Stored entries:
= = = = =

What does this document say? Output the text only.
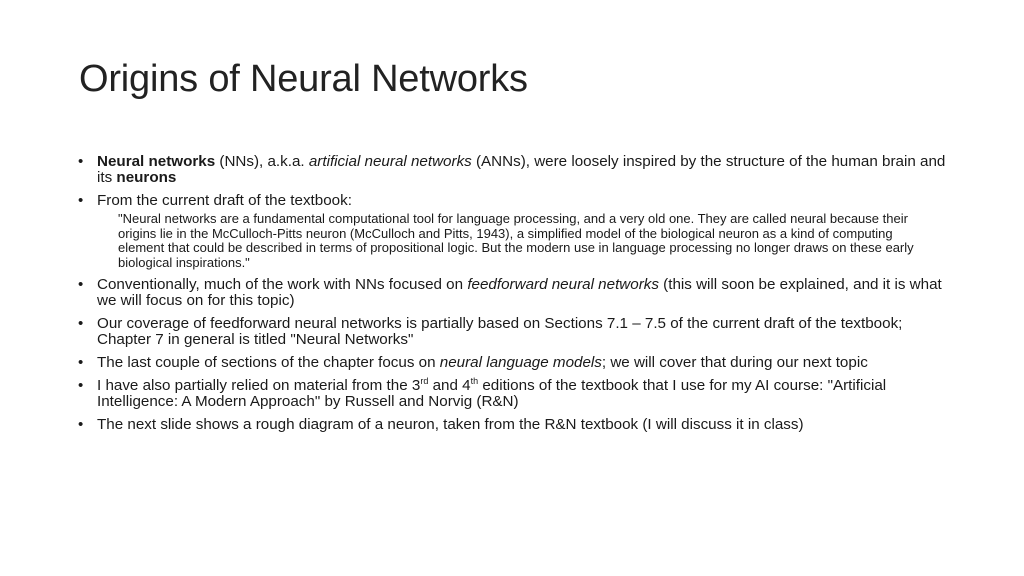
Origins of Neural Networks
• Neural networks (NNs), a.k.a. artificial neural networks (ANNs), were loosely inspired by the structure of the human brain and its neurons
• From the current draft of the textbook:
"Neural networks are a fundamental computational tool for language processing, and a very old one. They are called neural because their origins lie in the McCulloch-Pitts neuron (McCulloch and Pitts, 1943), a simplified model of the biological neuron as a kind of computing element that could be described in terms of propositional logic. But the modern use in language processing no longer draws on these early biological inspirations."
• Conventionally, much of the work with NNs focused on feedforward neural networks (this will soon be explained, and it is what we will focus on for this topic)
• Our coverage of feedforward neural networks is partially based on Sections 7.1 – 7.5 of the current draft of the textbook; Chapter 7 in general is titled "Neural Networks"
• The last couple of sections of the chapter focus on neural language models; we will cover that during our next topic
• I have also partially relied on material from the 3rd and 4th editions of the textbook that I use for my AI course: "Artificial Intelligence: A Modern Approach" by Russell and Norvig (R&N)
• The next slide shows a rough diagram of a neuron, taken from the R&N textbook (I will discuss it in class)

= = = = =

Written instruction
Write the listing out a second time exactly, dropping all images.

Complete answer
What does this document say? Output the text only.
Origins of Neural Networks
• Neural networks (NNs), a.k.a. artificial neural networks (ANNs), were loosely inspired by the structure of the human brain and its neurons
• From the current draft of the textbook:
"Neural networks are a fundamental computational tool for language processing, and a very old one. They are called neural because their origins lie in the McCulloch-Pitts neuron (McCulloch and Pitts, 1943), a simplified model of the biological neuron as a kind of computing element that could be described in terms of propositional logic. But the modern use in language processing no longer draws on these early biological inspirations."
• Conventionally, much of the work with NNs focused on feedforward neural networks (this will soon be explained, and it is what we will focus on for this topic)
• Our coverage of feedforward neural networks is partially based on Sections 7.1 – 7.5 of the current draft of the textbook; Chapter 7 in general is titled "Neural Networks"
• The last couple of sections of the chapter focus on neural language models; we will cover that during our next topic
• I have also partially relied on material from the 3rd and 4th editions of the textbook that I use for my AI course: "Artificial Intelligence: A Modern Approach" by Russell and Norvig (R&N)
• The next slide shows a rough diagram of a neuron, taken from the R&N textbook (I will discuss it in class)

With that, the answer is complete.